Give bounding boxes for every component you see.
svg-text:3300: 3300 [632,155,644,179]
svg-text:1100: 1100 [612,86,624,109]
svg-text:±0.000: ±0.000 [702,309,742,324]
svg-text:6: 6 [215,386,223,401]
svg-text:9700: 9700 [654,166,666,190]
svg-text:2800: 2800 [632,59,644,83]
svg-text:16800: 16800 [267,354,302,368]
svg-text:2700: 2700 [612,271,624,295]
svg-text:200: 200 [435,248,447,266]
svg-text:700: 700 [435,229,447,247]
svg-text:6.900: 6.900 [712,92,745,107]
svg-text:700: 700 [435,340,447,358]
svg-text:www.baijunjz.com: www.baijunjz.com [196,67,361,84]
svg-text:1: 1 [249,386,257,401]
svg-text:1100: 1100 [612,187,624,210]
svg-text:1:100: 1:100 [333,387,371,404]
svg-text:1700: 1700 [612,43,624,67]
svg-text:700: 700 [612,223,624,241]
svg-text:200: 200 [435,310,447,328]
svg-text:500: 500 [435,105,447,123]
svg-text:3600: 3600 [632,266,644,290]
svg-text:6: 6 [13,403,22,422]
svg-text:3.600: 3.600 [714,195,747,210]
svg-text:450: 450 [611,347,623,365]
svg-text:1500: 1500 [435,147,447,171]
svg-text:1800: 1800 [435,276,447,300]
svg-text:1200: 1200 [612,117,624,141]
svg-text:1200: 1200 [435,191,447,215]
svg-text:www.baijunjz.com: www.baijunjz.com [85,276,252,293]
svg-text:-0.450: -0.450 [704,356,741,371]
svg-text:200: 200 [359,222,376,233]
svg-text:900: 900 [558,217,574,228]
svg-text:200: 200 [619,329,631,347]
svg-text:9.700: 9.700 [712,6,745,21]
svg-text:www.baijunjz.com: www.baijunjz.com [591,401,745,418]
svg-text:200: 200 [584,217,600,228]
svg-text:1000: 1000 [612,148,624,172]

> [PROBLEM DETAILS]: Repeat the entries above word for word, starting at the first line and ending at the line that contains "svg-text:1800: 1800 [435,276,447,300]".

> [TASK RESULT]:
Give bounding boxes for every component you see.
svg-text:3300: 3300 [632,155,644,179]
svg-text:1100: 1100 [612,86,624,109]
svg-text:±0.000: ±0.000 [702,309,742,324]
svg-text:6: 6 [215,386,223,401]
svg-text:9700: 9700 [654,166,666,190]
svg-text:2800: 2800 [632,59,644,83]
svg-text:16800: 16800 [267,354,302,368]
svg-text:2700: 2700 [612,271,624,295]
svg-text:200: 200 [435,248,447,266]
svg-text:700: 700 [435,229,447,247]
svg-text:6.900: 6.900 [712,92,745,107]
svg-text:700: 700 [435,340,447,358]
svg-text:www.baijunjz.com: www.baijunjz.com [196,67,361,84]
svg-text:1: 1 [249,386,257,401]
svg-text:1100: 1100 [612,187,624,210]
svg-text:1:100: 1:100 [333,387,371,404]
svg-text:1700: 1700 [612,43,624,67]
svg-text:700: 700 [612,223,624,241]
svg-text:200: 200 [435,310,447,328]
svg-text:500: 500 [435,105,447,123]
svg-text:3600: 3600 [632,266,644,290]
svg-text:6: 6 [13,403,22,422]
svg-text:3.600: 3.600 [714,195,747,210]
svg-text:450: 450 [611,347,623,365]
svg-text:1500: 1500 [435,147,447,171]
svg-text:1800: 1800 [435,276,447,300]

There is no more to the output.